◆ **WHAT YOU SHOULD DO**
An exact reproduction of the records is required, with all images left out.

** begin RECORDS FOR THE EXERCISE **

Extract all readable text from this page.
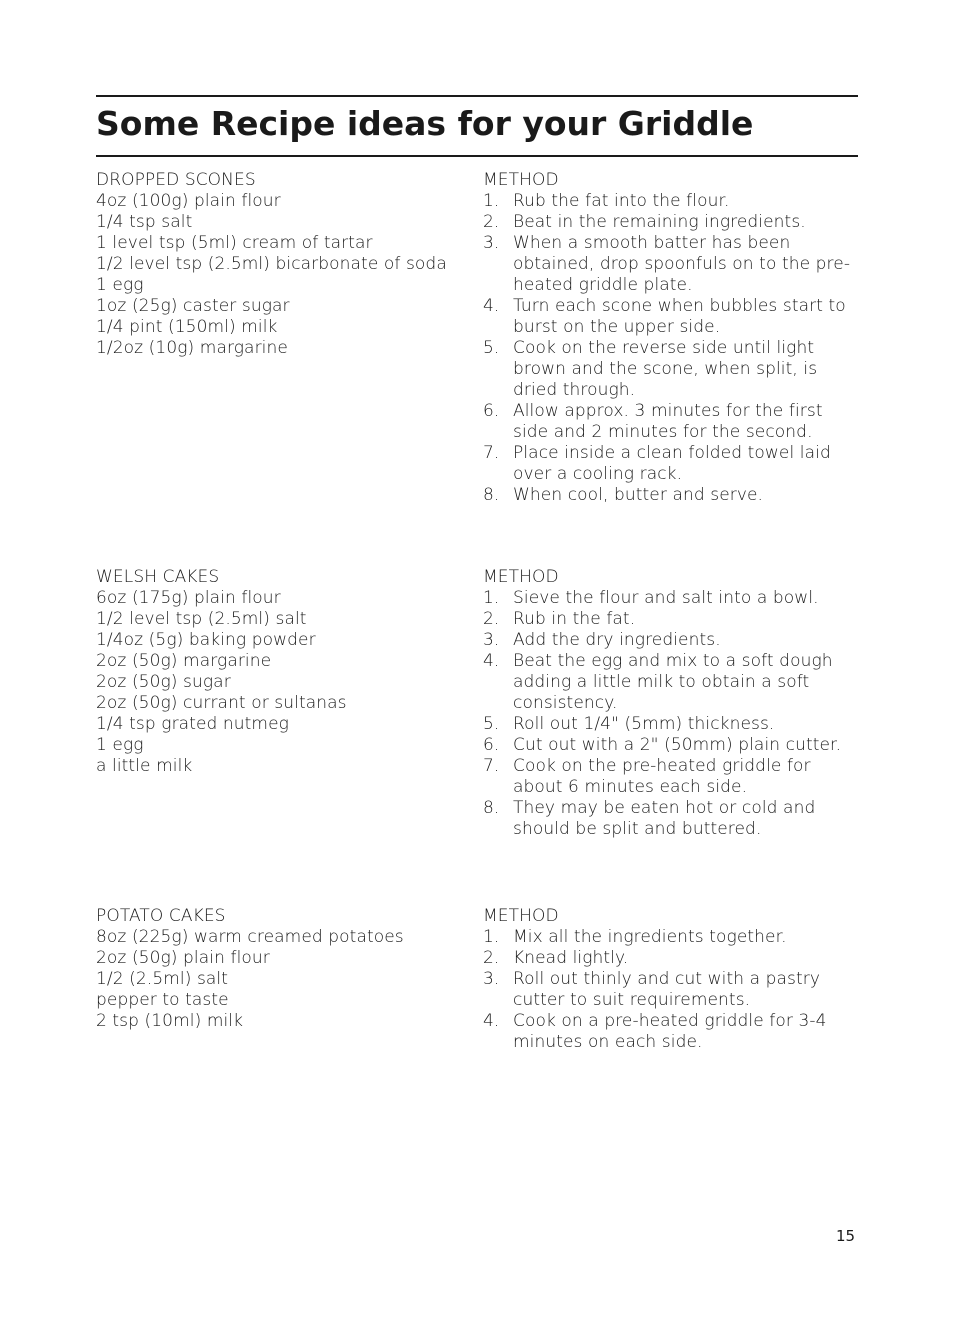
Some Recipe ideas for your Griddle
DROPPED SCONES
4oz (100g) plain flour
1/4 tsp salt
1 level tsp (5ml) cream of tartar
1/2 level tsp (2.5ml) bicarbonate of soda
1 egg
1oz (25g) caster sugar
1/4 pint (150ml) milk
1/2oz (10g) margarine
METHOD
1. Rub the fat into the flour.
2. Beat in the remaining ingredients.
3. When a smooth batter has been obtained, drop spoonfuls on to the pre-heated griddle plate.
4. Turn each scone when bubbles start to burst on the upper side.
5. Cook on the reverse side until light brown and the scone, when split, is dried through.
6. Allow approx. 3 minutes for the first side and 2 minutes for the second.
7. Place inside a clean folded towel laid over a cooling rack.
8. When cool, butter and serve.
WELSH CAKES
6oz (175g) plain flour
1/2 level tsp (2.5ml) salt
1/4oz (5g) baking powder
2oz (50g) margarine
2oz (50g) sugar
2oz (50g) currant or sultanas
1/4 tsp grated nutmeg
1 egg
a little milk
METHOD
1. Sieve the flour and salt into a bowl.
2. Rub in the fat.
3. Add the dry ingredients.
4. Beat the egg and mix to a soft dough adding a little milk to obtain a soft consistency.
5. Roll out 1/4" (5mm) thickness.
6. Cut out with a 2" (50mm) plain cutter.
7. Cook on the pre-heated griddle for about 6 minutes each side.
8. They may be eaten hot or cold and should be split and buttered.
POTATO CAKES
8oz (225g) warm creamed potatoes
2oz (50g) plain flour
1/2 (2.5ml) salt
pepper to taste
2 tsp (10ml) milk
METHOD
1. Mix all the ingredients together.
2. Knead lightly.
3. Roll out thinly and cut with a pastry cutter to suit requirements.
4. Cook on a pre-heated griddle for 3-4 minutes on each side.
15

** end RECORDS FOR THE EXERCISE **

◆ **COMPLETED EXERCISE**
Extract all readable text from this page.
Some Recipe ideas for your Griddle
DROPPED SCONES
4oz (100g) plain flour
1/4 tsp salt
1 level tsp (5ml) cream of tartar
1/2 level tsp (2.5ml) bicarbonate of soda
1 egg
1oz (25g) caster sugar
1/4 pint (150ml) milk
1/2oz (10g) margarine
METHOD
1. Rub the fat into the flour.
2. Beat in the remaining ingredients.
3. When a smooth batter has been obtained, drop spoonfuls on to the pre-heated griddle plate.
4. Turn each scone when bubbles start to burst on the upper side.
5. Cook on the reverse side until light brown and the scone, when split, is dried through.
6. Allow approx. 3 minutes for the first side and 2 minutes for the second.
7. Place inside a clean folded towel laid over a cooling rack.
8. When cool, butter and serve.
WELSH CAKES
6oz (175g) plain flour
1/2 level tsp (2.5ml) salt
1/4oz (5g) baking powder
2oz (50g) margarine
2oz (50g) sugar
2oz (50g) currant or sultanas
1/4 tsp grated nutmeg
1 egg
a little milk
METHOD
1. Sieve the flour and salt into a bowl.
2. Rub in the fat.
3. Add the dry ingredients.
4. Beat the egg and mix to a soft dough adding a little milk to obtain a soft consistency.
5. Roll out 1/4" (5mm) thickness.
6. Cut out with a 2" (50mm) plain cutter.
7. Cook on the pre-heated griddle for about 6 minutes each side.
8. They may be eaten hot or cold and should be split and buttered.
POTATO CAKES
8oz (225g) warm creamed potatoes
2oz (50g) plain flour
1/2 (2.5ml) salt
pepper to taste
2 tsp (10ml) milk
METHOD
1. Mix all the ingredients together.
2. Knead lightly.
3. Roll out thinly and cut with a pastry cutter to suit requirements.
4. Cook on a pre-heated griddle for 3-4 minutes on each side.
15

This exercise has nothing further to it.